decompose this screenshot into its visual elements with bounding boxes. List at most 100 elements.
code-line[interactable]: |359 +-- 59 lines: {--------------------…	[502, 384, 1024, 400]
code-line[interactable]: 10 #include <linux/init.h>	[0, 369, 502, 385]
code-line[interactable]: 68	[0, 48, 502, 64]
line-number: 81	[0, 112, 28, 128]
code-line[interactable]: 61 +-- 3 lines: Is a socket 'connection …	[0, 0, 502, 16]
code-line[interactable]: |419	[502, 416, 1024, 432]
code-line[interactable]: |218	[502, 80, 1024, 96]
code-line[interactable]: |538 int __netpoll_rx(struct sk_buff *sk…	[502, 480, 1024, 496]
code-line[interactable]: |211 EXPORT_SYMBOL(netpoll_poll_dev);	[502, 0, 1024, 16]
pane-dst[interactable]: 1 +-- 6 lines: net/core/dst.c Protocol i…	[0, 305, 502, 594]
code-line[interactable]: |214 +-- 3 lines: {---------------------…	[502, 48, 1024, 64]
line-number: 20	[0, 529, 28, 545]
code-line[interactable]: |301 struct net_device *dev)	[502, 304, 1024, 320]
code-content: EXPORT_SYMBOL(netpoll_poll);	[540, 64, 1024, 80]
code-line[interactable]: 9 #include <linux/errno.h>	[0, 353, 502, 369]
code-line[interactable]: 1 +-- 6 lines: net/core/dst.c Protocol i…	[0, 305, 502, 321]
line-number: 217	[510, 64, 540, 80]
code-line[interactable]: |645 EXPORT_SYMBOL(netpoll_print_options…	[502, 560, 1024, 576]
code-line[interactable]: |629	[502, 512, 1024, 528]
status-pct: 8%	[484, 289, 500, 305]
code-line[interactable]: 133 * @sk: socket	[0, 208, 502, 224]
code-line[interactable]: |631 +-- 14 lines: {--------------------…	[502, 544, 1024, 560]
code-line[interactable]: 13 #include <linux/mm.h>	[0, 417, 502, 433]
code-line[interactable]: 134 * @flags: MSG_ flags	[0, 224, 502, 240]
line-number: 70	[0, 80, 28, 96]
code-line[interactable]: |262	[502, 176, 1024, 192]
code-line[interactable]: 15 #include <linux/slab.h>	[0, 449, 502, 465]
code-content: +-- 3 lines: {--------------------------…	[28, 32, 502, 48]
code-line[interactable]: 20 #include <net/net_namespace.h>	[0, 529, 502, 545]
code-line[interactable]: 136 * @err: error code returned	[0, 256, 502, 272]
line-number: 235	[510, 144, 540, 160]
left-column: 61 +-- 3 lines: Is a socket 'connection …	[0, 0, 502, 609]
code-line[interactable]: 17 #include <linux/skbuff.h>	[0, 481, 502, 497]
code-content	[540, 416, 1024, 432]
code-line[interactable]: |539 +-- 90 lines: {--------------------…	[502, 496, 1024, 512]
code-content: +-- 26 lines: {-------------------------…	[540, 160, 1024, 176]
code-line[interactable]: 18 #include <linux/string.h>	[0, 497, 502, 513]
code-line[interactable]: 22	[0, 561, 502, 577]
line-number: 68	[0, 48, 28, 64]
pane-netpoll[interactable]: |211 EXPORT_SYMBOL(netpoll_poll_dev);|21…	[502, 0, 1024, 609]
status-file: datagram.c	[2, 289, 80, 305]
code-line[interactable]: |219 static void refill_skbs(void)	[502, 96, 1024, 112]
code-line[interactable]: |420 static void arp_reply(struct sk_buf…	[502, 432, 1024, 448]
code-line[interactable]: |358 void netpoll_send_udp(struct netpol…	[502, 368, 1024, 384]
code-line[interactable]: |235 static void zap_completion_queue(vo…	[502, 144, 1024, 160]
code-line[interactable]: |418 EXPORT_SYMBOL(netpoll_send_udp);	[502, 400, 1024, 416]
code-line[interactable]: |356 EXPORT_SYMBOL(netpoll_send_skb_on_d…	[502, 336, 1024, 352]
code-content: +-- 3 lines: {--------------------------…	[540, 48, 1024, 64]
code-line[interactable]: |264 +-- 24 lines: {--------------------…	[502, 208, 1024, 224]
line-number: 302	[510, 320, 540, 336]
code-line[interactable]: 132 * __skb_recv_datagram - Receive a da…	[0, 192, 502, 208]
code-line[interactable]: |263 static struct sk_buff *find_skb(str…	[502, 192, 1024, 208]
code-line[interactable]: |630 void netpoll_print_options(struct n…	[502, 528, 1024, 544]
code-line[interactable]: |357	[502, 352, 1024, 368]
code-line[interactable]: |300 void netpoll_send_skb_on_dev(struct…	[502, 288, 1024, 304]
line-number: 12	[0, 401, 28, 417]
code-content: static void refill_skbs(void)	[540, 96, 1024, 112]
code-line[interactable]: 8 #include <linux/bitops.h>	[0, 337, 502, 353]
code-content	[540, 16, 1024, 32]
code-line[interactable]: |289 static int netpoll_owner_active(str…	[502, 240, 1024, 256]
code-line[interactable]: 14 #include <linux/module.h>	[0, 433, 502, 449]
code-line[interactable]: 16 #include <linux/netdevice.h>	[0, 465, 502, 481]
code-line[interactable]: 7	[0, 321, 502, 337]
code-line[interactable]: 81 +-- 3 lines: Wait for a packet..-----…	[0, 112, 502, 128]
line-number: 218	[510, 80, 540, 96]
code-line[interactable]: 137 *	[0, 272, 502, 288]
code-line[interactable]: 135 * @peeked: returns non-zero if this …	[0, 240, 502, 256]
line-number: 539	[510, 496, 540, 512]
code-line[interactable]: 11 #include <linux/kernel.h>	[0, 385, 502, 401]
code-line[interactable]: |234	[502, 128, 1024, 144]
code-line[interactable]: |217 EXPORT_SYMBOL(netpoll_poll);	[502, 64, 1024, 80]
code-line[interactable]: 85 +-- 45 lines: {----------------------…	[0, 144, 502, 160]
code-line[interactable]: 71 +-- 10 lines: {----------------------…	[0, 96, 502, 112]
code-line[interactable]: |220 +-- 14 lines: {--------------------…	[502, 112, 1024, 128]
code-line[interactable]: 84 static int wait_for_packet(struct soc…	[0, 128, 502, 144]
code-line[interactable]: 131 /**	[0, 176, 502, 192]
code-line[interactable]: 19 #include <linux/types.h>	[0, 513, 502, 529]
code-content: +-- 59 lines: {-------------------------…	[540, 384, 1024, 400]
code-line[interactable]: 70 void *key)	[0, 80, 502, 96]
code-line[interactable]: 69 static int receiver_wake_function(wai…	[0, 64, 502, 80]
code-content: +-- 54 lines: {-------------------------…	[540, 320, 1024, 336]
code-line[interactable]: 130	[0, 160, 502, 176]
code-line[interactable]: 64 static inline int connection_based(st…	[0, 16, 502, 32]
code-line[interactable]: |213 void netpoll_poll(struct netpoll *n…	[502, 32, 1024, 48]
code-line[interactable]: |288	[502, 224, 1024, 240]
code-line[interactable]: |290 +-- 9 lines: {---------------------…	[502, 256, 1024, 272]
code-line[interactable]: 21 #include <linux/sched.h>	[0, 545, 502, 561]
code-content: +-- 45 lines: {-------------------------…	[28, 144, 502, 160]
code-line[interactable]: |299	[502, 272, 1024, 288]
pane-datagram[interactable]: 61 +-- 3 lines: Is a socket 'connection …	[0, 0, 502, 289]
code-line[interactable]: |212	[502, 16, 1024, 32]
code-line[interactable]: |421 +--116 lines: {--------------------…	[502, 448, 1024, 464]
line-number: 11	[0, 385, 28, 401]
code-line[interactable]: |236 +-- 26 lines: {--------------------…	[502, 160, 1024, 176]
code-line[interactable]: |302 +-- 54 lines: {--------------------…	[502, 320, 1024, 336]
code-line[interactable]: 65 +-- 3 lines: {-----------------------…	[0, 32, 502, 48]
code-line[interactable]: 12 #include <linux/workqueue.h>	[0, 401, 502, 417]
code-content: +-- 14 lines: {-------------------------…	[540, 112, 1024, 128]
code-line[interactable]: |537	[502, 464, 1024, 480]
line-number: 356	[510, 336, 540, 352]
# # #
DIRECTION: From the start of the records through the line containing "code-line[interactable]: 134 *", present each line as an item in a numbered list and skip any blank lines.

PROBLEM SOLUTION:
1. decompose this screenshot into its visual elements with bounding boxes. List at most 100 elements.
2. code-line[interactable]: |359 +-- 59 lines: {--------------------…	[502, 384, 1024, 400]
3. code-line[interactable]: 10 #include <linux/init.h>	[0, 369, 502, 385]
4. code-line[interactable]: 68	[0, 48, 502, 64]
5. line-number: 81	[0, 112, 28, 128]
6. code-line[interactable]: 61 +-- 3 lines: Is a socket 'connection …	[0, 0, 502, 16]
7. code-line[interactable]: |419	[502, 416, 1024, 432]
8. code-line[interactable]: |218	[502, 80, 1024, 96]
9. code-line[interactable]: |538 int __netpoll_rx(struct sk_buff *sk…	[502, 480, 1024, 496]
10. code-line[interactable]: |211 EXPORT_SYMBOL(netpoll_poll_dev);	[502, 0, 1024, 16]
11. pane-dst[interactable]: 1 +-- 6 lines: net/core/dst.c Protocol i…	[0, 305, 502, 594]
12. code-line[interactable]: |214 +-- 3 lines: {---------------------…	[502, 48, 1024, 64]
13. line-number: 20	[0, 529, 28, 545]
14. code-line[interactable]: |301 struct net_device *dev)	[502, 304, 1024, 320]
15. code-content: EXPORT_SYMBOL(netpoll_poll);	[540, 64, 1024, 80]
16. code-line[interactable]: 9 #include <linux/errno.h>	[0, 353, 502, 369]
17. code-line[interactable]: 1 +-- 6 lines: net/core/dst.c Protocol i…	[0, 305, 502, 321]
18. line-number: 217	[510, 64, 540, 80]
19. code-line[interactable]: |645 EXPORT_SYMBOL(netpoll_print_options…	[502, 560, 1024, 576]
20. code-line[interactable]: |629	[502, 512, 1024, 528]
21. status-pct: 8%	[484, 289, 500, 305]
22. code-line[interactable]: 133 * @sk: socket	[0, 208, 502, 224]
23. code-line[interactable]: |631 +-- 14 lines: {--------------------…	[502, 544, 1024, 560]
24. code-line[interactable]: 13 #include <linux/mm.h>	[0, 417, 502, 433]
25. code-line[interactable]: 134 * @flags: MSG_ flags	[0, 224, 502, 240]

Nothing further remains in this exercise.